### TASK TO COMPLETE
Every record below should be printed exactly as given.

Extracts from a graphics dataset:

========================

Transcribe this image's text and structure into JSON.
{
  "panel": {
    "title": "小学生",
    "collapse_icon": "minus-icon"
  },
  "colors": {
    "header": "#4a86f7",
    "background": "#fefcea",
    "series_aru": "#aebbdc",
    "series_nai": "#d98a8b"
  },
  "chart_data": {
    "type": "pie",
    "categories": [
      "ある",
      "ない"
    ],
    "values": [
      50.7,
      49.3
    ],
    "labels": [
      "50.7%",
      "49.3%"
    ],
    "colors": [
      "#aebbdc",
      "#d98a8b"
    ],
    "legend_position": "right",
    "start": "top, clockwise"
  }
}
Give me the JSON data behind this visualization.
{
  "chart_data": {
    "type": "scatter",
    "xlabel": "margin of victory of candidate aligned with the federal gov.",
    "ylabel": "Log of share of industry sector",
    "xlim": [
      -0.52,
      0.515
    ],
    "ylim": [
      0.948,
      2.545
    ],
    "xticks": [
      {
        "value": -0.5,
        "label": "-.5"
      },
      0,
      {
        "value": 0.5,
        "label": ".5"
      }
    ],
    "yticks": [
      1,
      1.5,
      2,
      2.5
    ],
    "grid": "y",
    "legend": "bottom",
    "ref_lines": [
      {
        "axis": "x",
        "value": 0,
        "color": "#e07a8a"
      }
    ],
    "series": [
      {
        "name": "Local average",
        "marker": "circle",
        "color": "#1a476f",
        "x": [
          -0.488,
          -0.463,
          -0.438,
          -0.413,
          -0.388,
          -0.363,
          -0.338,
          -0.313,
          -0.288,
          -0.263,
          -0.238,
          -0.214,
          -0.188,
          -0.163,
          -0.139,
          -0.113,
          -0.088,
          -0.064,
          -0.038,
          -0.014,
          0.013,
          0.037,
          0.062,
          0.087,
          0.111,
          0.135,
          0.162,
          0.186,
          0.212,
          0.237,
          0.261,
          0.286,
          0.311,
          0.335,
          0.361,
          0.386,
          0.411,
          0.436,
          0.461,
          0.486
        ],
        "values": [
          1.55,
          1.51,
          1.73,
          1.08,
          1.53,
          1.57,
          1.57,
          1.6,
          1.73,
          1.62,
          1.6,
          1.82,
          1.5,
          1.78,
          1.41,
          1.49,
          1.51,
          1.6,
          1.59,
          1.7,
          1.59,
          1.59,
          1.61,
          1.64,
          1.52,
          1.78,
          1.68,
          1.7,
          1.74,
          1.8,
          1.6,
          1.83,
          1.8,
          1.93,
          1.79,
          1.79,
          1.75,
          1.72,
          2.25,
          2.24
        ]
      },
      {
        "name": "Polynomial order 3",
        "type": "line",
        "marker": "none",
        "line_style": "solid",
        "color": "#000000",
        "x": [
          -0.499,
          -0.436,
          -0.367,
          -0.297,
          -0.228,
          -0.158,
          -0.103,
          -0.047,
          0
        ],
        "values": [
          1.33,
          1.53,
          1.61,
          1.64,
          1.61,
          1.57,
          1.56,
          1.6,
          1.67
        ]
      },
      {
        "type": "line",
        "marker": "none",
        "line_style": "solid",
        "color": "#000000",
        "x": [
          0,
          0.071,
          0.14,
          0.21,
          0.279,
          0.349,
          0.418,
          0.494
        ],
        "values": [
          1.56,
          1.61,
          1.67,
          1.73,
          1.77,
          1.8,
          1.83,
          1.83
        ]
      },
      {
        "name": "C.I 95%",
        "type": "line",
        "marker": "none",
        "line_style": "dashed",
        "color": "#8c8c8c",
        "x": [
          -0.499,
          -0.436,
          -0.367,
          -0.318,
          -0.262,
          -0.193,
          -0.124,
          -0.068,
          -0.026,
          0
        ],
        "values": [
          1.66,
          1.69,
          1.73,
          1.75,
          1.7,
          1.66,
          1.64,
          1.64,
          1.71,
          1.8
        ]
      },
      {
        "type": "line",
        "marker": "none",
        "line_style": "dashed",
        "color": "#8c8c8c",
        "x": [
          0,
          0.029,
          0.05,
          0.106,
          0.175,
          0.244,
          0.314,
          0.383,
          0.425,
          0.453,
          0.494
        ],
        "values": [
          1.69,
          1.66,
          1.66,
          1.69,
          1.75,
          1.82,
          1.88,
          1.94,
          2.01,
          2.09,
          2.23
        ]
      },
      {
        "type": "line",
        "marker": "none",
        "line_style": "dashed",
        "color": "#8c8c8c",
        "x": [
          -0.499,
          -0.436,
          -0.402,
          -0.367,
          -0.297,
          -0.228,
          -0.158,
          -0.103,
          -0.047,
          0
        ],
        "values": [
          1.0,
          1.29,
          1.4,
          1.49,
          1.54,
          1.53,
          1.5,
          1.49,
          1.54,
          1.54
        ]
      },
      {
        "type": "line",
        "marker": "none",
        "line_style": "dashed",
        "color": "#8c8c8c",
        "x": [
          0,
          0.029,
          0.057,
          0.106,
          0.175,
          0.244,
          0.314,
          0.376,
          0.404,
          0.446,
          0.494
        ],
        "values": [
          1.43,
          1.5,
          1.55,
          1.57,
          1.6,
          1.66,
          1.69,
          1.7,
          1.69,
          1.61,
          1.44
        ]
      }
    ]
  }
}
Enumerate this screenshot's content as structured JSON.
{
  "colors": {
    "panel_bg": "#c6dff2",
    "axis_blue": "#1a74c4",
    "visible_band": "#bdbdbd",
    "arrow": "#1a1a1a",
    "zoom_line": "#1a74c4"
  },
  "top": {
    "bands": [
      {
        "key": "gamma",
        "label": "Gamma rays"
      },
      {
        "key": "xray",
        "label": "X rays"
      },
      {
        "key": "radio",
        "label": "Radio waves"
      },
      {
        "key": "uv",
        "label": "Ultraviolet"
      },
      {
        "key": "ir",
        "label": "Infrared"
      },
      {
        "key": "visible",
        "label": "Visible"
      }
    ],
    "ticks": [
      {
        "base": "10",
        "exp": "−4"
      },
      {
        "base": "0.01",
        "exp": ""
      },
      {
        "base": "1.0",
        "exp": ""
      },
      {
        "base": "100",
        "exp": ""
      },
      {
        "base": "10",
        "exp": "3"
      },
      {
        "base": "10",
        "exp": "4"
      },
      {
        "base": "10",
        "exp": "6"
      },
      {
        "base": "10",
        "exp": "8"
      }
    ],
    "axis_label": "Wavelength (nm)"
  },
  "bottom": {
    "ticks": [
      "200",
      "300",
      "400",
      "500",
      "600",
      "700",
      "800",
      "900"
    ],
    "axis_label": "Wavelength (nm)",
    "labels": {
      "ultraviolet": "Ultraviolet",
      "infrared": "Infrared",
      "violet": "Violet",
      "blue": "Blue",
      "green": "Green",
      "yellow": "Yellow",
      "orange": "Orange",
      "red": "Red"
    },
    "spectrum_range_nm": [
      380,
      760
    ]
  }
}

========================

### RESPONSE TO THIS TASK
Transcribe this image's text and structure into JSON.
{
  "panel": {
    "title": "小学生",
    "collapse_icon": "minus-icon"
  },
  "colors": {
    "header": "#4a86f7",
    "background": "#fefcea",
    "series_aru": "#aebbdc",
    "series_nai": "#d98a8b"
  },
  "chart_data": {
    "type": "pie",
    "categories": [
      "ある",
      "ない"
    ],
    "values": [
      50.7,
      49.3
    ],
    "labels": [
      "50.7%",
      "49.3%"
    ],
    "colors": [
      "#aebbdc",
      "#d98a8b"
    ],
    "legend_position": "right",
    "start": "top, clockwise"
  }
}
Give me the JSON data behind this visualization.
{
  "chart_data": {
    "type": "scatter",
    "xlabel": "margin of victory of candidate aligned with the federal gov.",
    "ylabel": "Log of share of industry sector",
    "xlim": [
      -0.52,
      0.515
    ],
    "ylim": [
      0.948,
      2.545
    ],
    "xticks": [
      {
        "value": -0.5,
        "label": "-.5"
      },
      0,
      {
        "value": 0.5,
        "label": ".5"
      }
    ],
    "yticks": [
      1,
      1.5,
      2,
      2.5
    ],
    "grid": "y",
    "legend": "bottom",
    "ref_lines": [
      {
        "axis": "x",
        "value": 0,
        "color": "#e07a8a"
      }
    ],
    "series": [
      {
        "name": "Local average",
        "marker": "circle",
        "color": "#1a476f",
        "x": [
          -0.488,
          -0.463,
          -0.438,
          -0.413,
          -0.388,
          -0.363,
          -0.338,
          -0.313,
          -0.288,
          -0.263,
          -0.238,
          -0.214,
          -0.188,
          -0.163,
          -0.139,
          -0.113,
          -0.088,
          -0.064,
          -0.038,
          -0.014,
          0.013,
          0.037,
          0.062,
          0.087,
          0.111,
          0.135,
          0.162,
          0.186,
          0.212,
          0.237,
          0.261,
          0.286,
          0.311,
          0.335,
          0.361,
          0.386,
          0.411,
          0.436,
          0.461,
          0.486
        ],
        "values": [
          1.55,
          1.51,
          1.73,
          1.08,
          1.53,
          1.57,
          1.57,
          1.6,
          1.73,
          1.62,
          1.6,
          1.82,
          1.5,
          1.78,
          1.41,
          1.49,
          1.51,
          1.6,
          1.59,
          1.7,
          1.59,
          1.59,
          1.61,
          1.64,
          1.52,
          1.78,
          1.68,
          1.7,
          1.74,
          1.8,
          1.6,
          1.83,
          1.8,
          1.93,
          1.79,
          1.79,
          1.75,
          1.72,
          2.25,
          2.24
        ]
      },
      {
        "name": "Polynomial order 3",
        "type": "line",
        "marker": "none",
        "line_style": "solid",
        "color": "#000000",
        "x": [
          -0.499,
          -0.436,
          -0.367,
          -0.297,
          -0.228,
          -0.158,
          -0.103,
          -0.047,
          0
        ],
        "values": [
          1.33,
          1.53,
          1.61,
          1.64,
          1.61,
          1.57,
          1.56,
          1.6,
          1.67
        ]
      },
      {
        "type": "line",
        "marker": "none",
        "line_style": "solid",
        "color": "#000000",
        "x": [
          0,
          0.071,
          0.14,
          0.21,
          0.279,
          0.349,
          0.418,
          0.494
        ],
        "values": [
          1.56,
          1.61,
          1.67,
          1.73,
          1.77,
          1.8,
          1.83,
          1.83
        ]
      },
      {
        "name": "C.I 95%",
        "type": "line",
        "marker": "none",
        "line_style": "dashed",
        "color": "#8c8c8c",
        "x": [
          -0.499,
          -0.436,
          -0.367,
          -0.318,
          -0.262,
          -0.193,
          -0.124,
          -0.068,
          -0.026,
          0
        ],
        "values": [
          1.66,
          1.69,
          1.73,
          1.75,
          1.7,
          1.66,
          1.64,
          1.64,
          1.71,
          1.8
        ]
      },
      {
        "type": "line",
        "marker": "none",
        "line_style": "dashed",
        "color": "#8c8c8c",
        "x": [
          0,
          0.029,
          0.05,
          0.106,
          0.175,
          0.244,
          0.314,
          0.383,
          0.425,
          0.453,
          0.494
        ],
        "values": [
          1.69,
          1.66,
          1.66,
          1.69,
          1.75,
          1.82,
          1.88,
          1.94,
          2.01,
          2.09,
          2.23
        ]
      },
      {
        "type": "line",
        "marker": "none",
        "line_style": "dashed",
        "color": "#8c8c8c",
        "x": [
          -0.499,
          -0.436,
          -0.402,
          -0.367,
          -0.297,
          -0.228,
          -0.158,
          -0.103,
          -0.047,
          0
        ],
        "values": [
          1.0,
          1.29,
          1.4,
          1.49,
          1.54,
          1.53,
          1.5,
          1.49,
          1.54,
          1.54
        ]
      },
      {
        "type": "line",
        "marker": "none",
        "line_style": "dashed",
        "color": "#8c8c8c",
        "x": [
          0,
          0.029,
          0.057,
          0.106,
          0.175,
          0.244,
          0.314,
          0.376,
          0.404,
          0.446,
          0.494
        ],
        "values": [
          1.43,
          1.5,
          1.55,
          1.57,
          1.6,
          1.66,
          1.69,
          1.7,
          1.69,
          1.61,
          1.44
        ]
      }
    ]
  }
}
Enumerate this screenshot's content as structured JSON.
{
  "colors": {
    "panel_bg": "#c6dff2",
    "axis_blue": "#1a74c4",
    "visible_band": "#bdbdbd",
    "arrow": "#1a1a1a",
    "zoom_line": "#1a74c4"
  },
  "top": {
    "bands": [
      {
        "key": "gamma",
        "label": "Gamma rays"
      },
      {
        "key": "xray",
        "label": "X rays"
      },
      {
        "key": "radio",
        "label": "Radio waves"
      },
      {
        "key": "uv",
        "label": "Ultraviolet"
      },
      {
        "key": "ir",
        "label": "Infrared"
      },
      {
        "key": "visible",
        "label": "Visible"
      }
    ],
    "ticks": [
      {
        "base": "10",
        "exp": "−4"
      },
      {
        "base": "0.01",
        "exp": ""
      },
      {
        "base": "1.0",
        "exp": ""
      },
      {
        "base": "100",
        "exp": ""
      },
      {
        "base": "10",
        "exp": "3"
      },
      {
        "base": "10",
        "exp": "4"
      },
      {
        "base": "10",
        "exp": "6"
      },
      {
        "base": "10",
        "exp": "8"
      }
    ],
    "axis_label": "Wavelength (nm)"
  },
  "bottom": {
    "ticks": [
      "200",
      "300",
      "400",
      "500",
      "600",
      "700",
      "800",
      "900"
    ],
    "axis_label": "Wavelength (nm)",
    "labels": {
      "ultraviolet": "Ultraviolet",
      "infrared": "Infrared",
      "violet": "Violet",
      "blue": "Blue",
      "green": "Green",
      "yellow": "Yellow",
      "orange": "Orange",
      "red": "Red"
    },
    "spectrum_range_nm": [
      380,
      760
    ]
  }
}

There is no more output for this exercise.